_Listed records_:
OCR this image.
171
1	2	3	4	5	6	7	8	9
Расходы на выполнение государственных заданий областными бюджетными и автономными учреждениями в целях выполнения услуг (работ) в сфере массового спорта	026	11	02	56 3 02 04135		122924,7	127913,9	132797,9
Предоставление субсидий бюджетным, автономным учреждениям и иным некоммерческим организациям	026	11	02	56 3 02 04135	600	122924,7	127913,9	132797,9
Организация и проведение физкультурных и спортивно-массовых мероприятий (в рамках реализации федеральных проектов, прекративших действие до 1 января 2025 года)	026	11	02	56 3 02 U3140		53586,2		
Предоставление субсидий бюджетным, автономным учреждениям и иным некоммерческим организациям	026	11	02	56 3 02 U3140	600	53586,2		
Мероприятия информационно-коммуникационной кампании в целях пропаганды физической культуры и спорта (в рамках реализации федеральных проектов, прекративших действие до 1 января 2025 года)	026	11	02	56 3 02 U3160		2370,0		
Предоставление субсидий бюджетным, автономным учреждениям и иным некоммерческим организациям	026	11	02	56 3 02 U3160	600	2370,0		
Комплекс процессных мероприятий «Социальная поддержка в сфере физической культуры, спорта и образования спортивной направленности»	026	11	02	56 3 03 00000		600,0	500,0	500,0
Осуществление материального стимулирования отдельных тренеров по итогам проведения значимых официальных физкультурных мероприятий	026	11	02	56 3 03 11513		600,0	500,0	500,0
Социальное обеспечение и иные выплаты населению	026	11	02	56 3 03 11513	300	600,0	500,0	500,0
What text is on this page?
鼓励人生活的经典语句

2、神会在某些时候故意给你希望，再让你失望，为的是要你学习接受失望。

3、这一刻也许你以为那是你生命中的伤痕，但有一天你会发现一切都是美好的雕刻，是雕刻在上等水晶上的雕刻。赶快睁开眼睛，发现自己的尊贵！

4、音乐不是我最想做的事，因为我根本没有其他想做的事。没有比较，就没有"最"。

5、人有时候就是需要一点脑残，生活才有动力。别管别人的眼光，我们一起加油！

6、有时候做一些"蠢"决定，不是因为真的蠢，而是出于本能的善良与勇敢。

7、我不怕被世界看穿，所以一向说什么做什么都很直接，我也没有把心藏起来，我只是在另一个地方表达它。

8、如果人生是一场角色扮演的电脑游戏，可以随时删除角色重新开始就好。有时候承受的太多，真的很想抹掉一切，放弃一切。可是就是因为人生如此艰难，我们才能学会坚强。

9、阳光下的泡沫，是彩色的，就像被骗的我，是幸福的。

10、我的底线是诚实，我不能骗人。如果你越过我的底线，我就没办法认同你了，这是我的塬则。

_Your objective_: Wherever the word "сфере" occurs in a line of the listing, copy that line.

_Result_:
Расходы на выполнение государственных заданий областными бюджетными и автономными учреждениями в целях выполнения услуг (работ) в сфере массового спорта	026	11	02	56 3 02 04135		122924,7	127913,9	132797,9
Комплекс процессных мероприятий «Социальная поддержка в сфере физической культуры, спорта и образования спортивной направленности»	026	11	02	56 3 03 00000		600,0	500,0	500,0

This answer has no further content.